==== Exercise inputs ====

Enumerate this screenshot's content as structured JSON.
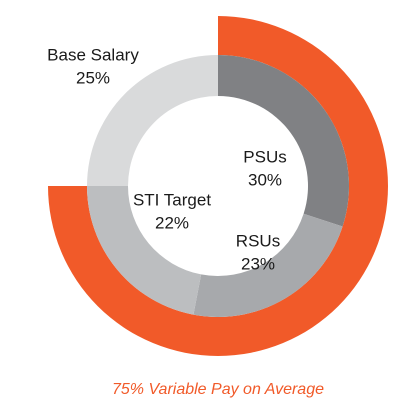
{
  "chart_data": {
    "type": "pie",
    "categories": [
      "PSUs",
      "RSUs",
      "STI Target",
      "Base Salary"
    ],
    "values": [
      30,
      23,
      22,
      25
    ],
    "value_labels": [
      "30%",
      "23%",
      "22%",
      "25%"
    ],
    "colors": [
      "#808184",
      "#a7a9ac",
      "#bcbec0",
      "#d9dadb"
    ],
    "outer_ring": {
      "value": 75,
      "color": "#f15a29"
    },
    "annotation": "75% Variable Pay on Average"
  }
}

====
==== Exercise inputs ====

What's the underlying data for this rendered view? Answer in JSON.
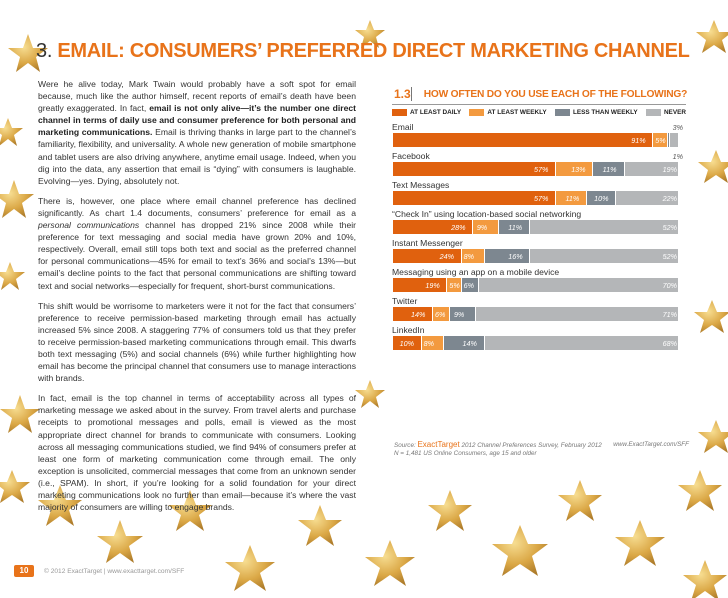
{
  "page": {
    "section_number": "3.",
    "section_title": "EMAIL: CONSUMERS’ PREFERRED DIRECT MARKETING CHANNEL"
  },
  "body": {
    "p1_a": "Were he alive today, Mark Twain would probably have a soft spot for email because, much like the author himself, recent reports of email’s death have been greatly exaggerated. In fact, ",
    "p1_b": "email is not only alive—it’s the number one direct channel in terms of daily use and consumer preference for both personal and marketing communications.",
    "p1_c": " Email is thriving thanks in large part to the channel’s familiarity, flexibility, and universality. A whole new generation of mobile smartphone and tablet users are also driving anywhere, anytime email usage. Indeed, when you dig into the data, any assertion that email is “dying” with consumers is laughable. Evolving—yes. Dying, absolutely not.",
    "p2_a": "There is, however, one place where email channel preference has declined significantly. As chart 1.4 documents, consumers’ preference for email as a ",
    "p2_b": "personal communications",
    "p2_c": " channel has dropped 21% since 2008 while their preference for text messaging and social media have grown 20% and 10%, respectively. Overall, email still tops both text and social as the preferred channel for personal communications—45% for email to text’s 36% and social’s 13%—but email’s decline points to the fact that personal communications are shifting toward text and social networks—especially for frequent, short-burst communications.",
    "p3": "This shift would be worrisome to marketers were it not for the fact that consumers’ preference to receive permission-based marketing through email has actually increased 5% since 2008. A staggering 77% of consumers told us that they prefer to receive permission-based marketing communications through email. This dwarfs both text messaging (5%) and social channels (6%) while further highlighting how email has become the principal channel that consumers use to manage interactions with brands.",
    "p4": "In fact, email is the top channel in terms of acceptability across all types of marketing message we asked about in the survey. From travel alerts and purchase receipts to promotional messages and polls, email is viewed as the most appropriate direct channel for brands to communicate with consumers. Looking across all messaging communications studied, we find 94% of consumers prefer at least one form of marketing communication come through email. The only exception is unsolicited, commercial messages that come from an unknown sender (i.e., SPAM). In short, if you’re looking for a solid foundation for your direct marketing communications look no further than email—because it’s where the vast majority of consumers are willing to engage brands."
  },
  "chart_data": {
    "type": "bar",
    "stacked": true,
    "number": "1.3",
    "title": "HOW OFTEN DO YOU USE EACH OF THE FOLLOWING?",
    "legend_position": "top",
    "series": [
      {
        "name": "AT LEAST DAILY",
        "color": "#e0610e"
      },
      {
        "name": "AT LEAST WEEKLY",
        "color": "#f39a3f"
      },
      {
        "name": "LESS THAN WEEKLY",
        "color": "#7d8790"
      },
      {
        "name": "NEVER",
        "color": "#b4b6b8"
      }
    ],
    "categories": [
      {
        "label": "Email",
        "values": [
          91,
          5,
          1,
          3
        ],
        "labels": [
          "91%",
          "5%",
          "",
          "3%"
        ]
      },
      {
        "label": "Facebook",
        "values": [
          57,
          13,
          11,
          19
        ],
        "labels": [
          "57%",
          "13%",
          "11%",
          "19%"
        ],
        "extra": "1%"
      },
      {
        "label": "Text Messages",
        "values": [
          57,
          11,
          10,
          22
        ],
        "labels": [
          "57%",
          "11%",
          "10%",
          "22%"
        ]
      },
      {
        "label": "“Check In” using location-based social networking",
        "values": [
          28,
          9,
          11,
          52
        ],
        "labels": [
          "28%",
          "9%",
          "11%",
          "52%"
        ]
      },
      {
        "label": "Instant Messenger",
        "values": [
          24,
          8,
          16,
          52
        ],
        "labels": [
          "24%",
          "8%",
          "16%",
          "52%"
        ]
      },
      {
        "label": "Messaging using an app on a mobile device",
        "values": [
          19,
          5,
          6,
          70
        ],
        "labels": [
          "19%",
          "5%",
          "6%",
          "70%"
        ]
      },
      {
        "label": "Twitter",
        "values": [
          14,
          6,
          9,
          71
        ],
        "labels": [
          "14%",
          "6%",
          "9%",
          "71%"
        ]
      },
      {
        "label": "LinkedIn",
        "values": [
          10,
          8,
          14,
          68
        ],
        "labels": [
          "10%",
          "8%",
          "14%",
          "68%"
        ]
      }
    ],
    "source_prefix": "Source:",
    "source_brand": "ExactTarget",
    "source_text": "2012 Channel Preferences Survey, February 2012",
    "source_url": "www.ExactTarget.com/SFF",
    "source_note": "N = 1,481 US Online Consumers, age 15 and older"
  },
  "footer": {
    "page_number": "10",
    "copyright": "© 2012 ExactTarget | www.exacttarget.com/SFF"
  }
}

====

For each line of the listing that holds the word "have", show that line.

● Finished exercise:
    "p1_a": "Were he alive today, Mark Twain would probably have a soft spot for email because, much like the author himself, recent reports of email’s death have been greatly exaggerated. In fact, ",
    "p2_c": " channel has dropped 21% since 2008 while their preference for text messaging and social media have grown 20% and 10%, respectively. Overall, email still tops both text and social as the preferred channel for personal communications—45% for email to text’s 36% and social’s 13%—but email’s decline points to the fact that personal communications are shifting toward text and social networks—especially for frequent, short-burst communications.",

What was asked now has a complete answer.